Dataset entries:
┄┄┄┄┄┄┄┄┄┄┄┄┄┄┄┄┄┄┄┄

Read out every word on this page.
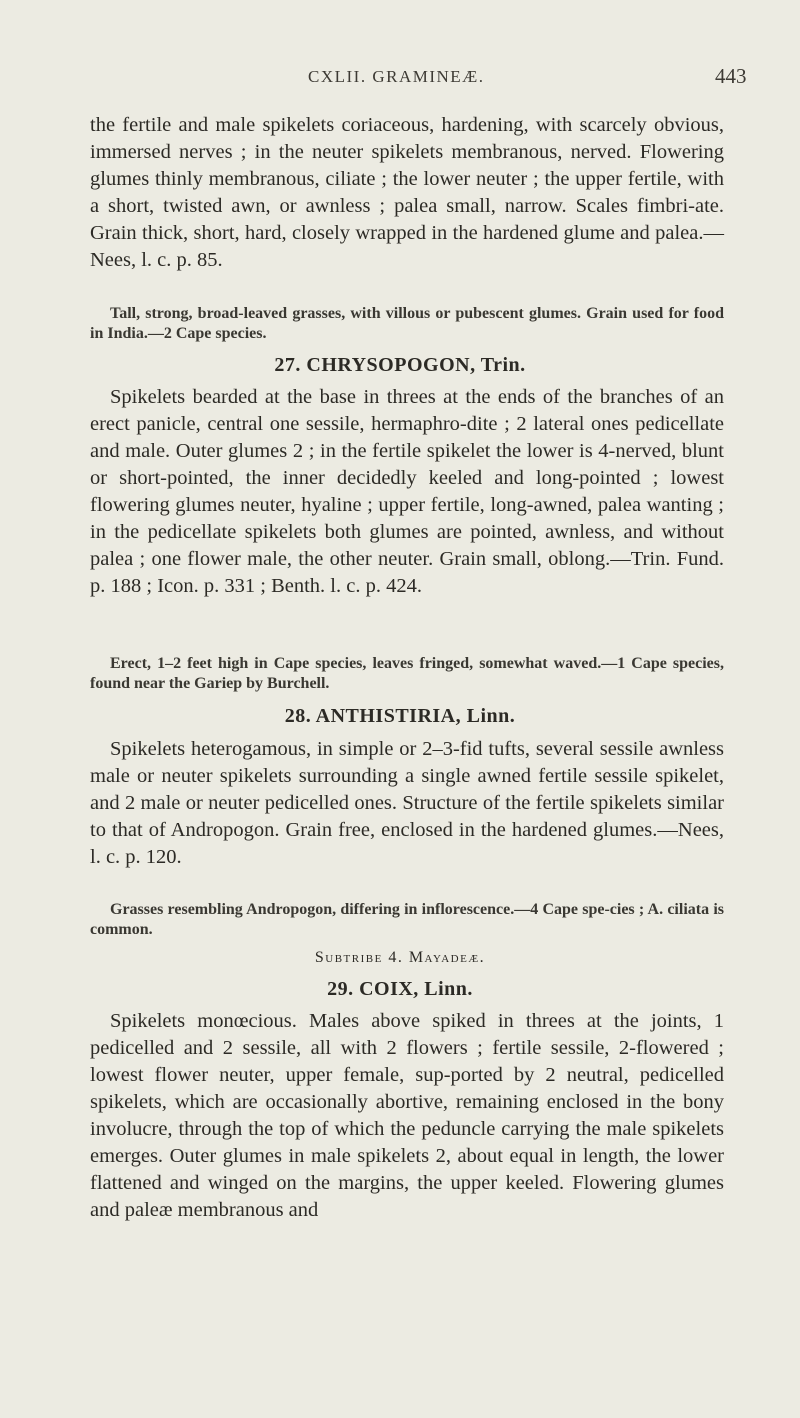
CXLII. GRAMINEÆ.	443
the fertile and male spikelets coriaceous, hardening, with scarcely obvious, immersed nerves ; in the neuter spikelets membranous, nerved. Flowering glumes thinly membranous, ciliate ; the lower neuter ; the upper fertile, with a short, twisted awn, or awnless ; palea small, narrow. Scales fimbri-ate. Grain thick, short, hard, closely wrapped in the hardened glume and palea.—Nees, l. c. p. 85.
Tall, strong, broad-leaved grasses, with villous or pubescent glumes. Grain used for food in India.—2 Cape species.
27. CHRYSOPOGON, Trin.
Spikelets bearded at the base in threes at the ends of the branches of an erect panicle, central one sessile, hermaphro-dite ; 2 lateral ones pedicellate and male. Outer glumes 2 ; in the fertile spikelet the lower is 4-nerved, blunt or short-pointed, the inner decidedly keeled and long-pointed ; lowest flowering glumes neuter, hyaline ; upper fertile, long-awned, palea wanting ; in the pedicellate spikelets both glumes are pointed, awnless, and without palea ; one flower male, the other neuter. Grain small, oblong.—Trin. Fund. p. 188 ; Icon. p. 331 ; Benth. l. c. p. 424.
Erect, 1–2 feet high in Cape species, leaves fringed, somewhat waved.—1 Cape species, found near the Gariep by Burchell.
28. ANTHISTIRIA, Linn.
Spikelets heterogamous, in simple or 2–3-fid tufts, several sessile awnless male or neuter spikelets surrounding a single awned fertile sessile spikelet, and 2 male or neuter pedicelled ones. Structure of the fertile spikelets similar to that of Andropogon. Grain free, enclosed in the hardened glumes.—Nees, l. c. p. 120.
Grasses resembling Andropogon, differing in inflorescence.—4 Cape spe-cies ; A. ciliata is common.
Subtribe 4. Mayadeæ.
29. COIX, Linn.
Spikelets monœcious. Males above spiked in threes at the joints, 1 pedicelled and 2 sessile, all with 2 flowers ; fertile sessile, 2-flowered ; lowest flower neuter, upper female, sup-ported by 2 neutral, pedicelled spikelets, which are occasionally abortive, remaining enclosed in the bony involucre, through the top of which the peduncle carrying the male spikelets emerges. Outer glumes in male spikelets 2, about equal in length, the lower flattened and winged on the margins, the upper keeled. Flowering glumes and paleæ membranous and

┄┄┄┄┄┄┄┄┄┄┄┄┄┄┄┄┄┄┄┄

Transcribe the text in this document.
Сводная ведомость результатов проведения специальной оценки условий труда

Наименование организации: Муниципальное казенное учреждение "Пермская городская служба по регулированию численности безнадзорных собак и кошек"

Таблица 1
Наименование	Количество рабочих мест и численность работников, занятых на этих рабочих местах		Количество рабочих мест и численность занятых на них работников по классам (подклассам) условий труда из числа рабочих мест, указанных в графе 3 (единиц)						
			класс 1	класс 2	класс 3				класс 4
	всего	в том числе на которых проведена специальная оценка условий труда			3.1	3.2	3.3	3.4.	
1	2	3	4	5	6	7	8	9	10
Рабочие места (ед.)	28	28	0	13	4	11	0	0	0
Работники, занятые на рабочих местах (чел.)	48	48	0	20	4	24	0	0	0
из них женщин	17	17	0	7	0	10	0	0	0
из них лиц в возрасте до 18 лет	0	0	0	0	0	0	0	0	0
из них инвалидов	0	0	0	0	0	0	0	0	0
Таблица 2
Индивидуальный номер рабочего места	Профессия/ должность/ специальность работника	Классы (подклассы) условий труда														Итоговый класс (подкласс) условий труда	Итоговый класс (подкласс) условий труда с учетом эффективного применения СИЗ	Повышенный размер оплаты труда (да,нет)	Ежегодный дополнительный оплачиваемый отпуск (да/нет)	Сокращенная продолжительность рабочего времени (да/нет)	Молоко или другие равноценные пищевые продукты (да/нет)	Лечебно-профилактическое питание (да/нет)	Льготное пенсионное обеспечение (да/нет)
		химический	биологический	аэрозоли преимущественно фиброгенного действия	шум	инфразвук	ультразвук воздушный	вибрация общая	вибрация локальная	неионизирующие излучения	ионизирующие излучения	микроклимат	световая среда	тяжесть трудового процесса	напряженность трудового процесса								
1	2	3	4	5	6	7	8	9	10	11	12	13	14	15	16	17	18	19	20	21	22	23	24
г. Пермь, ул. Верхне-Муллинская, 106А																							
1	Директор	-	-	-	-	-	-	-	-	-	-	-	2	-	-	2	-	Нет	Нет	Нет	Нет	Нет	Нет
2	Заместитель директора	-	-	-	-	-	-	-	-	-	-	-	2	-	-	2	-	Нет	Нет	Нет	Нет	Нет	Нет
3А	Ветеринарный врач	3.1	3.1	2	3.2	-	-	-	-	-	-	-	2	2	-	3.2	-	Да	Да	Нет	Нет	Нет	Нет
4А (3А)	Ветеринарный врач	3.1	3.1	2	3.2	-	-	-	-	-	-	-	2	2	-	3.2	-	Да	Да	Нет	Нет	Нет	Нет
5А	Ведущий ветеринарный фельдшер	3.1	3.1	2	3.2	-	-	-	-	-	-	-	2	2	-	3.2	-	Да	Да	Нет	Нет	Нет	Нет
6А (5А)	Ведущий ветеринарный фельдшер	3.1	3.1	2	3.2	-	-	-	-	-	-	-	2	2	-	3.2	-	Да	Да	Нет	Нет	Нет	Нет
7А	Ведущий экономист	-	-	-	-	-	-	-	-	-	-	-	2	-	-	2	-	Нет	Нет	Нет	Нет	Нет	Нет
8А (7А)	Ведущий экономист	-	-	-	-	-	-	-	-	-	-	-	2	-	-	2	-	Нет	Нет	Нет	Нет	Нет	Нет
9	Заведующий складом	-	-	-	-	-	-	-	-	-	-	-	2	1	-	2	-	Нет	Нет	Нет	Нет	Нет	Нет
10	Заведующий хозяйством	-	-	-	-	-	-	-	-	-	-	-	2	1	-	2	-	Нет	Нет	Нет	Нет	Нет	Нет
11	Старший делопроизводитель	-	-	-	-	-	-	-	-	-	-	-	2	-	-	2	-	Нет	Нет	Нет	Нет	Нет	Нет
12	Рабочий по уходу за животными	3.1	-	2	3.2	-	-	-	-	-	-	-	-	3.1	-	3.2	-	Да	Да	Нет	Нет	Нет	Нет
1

┄┄┄┄┄┄┄┄┄┄┄┄┄┄┄┄┄┄┄┄

DIRECTIONS FOR THIS TASK:
Tell how many lines of the material above hold "membranous", answering with a bare number.

SOLUTION:
2